Directions for this task - All of the data should be repeated exactly; pictures are not part of the copy.

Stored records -
────
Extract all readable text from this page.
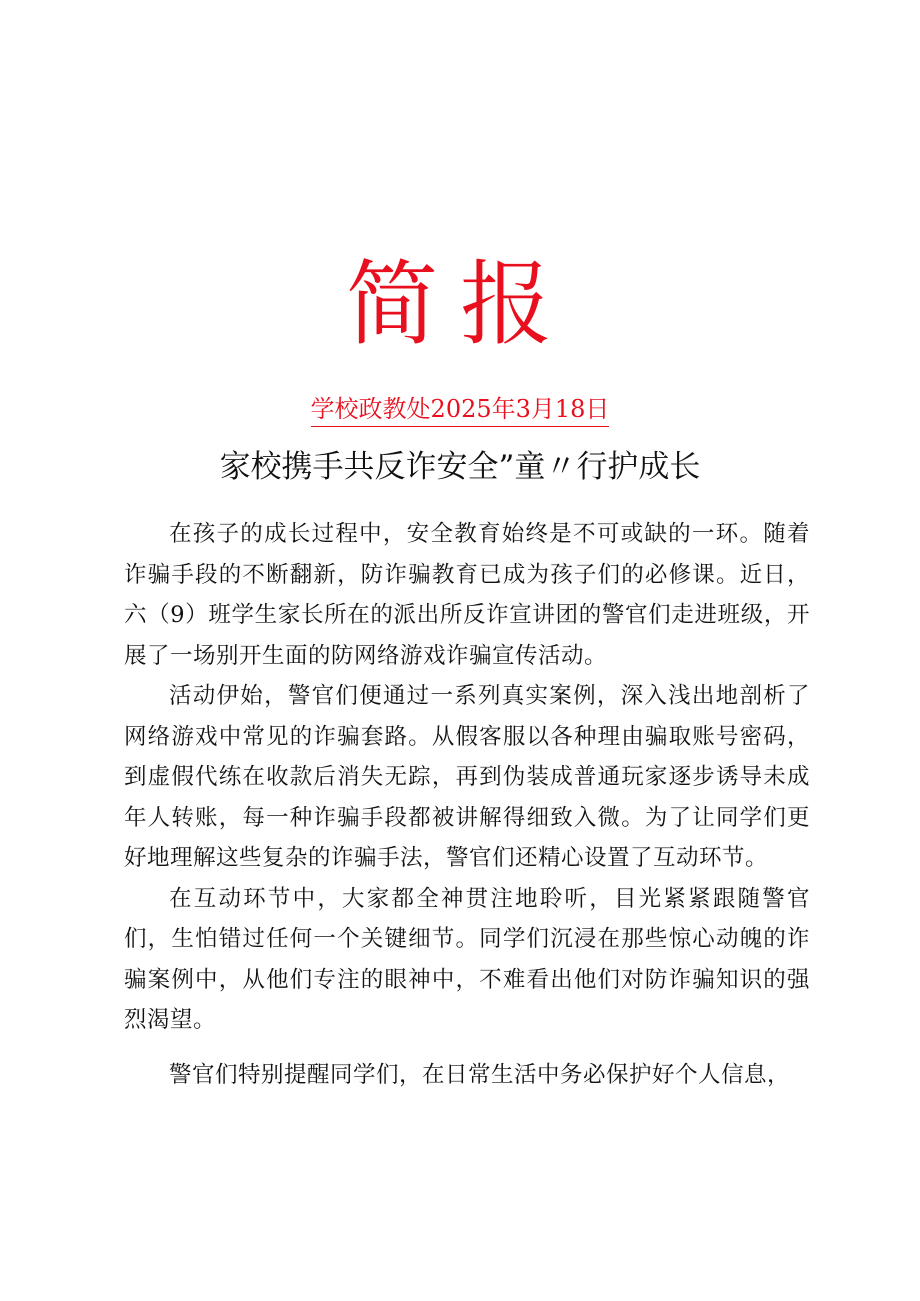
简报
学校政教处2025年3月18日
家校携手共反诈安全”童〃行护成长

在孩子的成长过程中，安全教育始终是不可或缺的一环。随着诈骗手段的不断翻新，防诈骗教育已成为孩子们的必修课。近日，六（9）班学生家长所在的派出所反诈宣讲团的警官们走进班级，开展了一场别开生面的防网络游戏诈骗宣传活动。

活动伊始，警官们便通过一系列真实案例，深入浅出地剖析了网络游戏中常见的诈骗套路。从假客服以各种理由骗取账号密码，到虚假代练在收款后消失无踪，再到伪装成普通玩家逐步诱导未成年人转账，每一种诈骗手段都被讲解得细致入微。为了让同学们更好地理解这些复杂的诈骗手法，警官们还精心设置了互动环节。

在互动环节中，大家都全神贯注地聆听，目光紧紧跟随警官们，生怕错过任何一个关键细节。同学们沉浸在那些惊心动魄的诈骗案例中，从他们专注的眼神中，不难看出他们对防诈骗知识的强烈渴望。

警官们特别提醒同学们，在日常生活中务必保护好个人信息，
────
Correct response -
Extract all readable text from this page.
简报
学校政教处2025年3月18日
家校携手共反诈安全”童〃行护成长

在孩子的成长过程中，安全教育始终是不可或缺的一环。随着诈骗手段的不断翻新，防诈骗教育已成为孩子们的必修课。近日，六（9）班学生家长所在的派出所反诈宣讲团的警官们走进班级，开展了一场别开生面的防网络游戏诈骗宣传活动。

活动伊始，警官们便通过一系列真实案例，深入浅出地剖析了网络游戏中常见的诈骗套路。从假客服以各种理由骗取账号密码，到虚假代练在收款后消失无踪，再到伪装成普通玩家逐步诱导未成年人转账，每一种诈骗手段都被讲解得细致入微。为了让同学们更好地理解这些复杂的诈骗手法，警官们还精心设置了互动环节。

在互动环节中，大家都全神贯注地聆听，目光紧紧跟随警官们，生怕错过任何一个关键细节。同学们沉浸在那些惊心动魄的诈骗案例中，从他们专注的眼神中，不难看出他们对防诈骗知识的强烈渴望。

警官们特别提醒同学们，在日常生活中务必保护好个人信息，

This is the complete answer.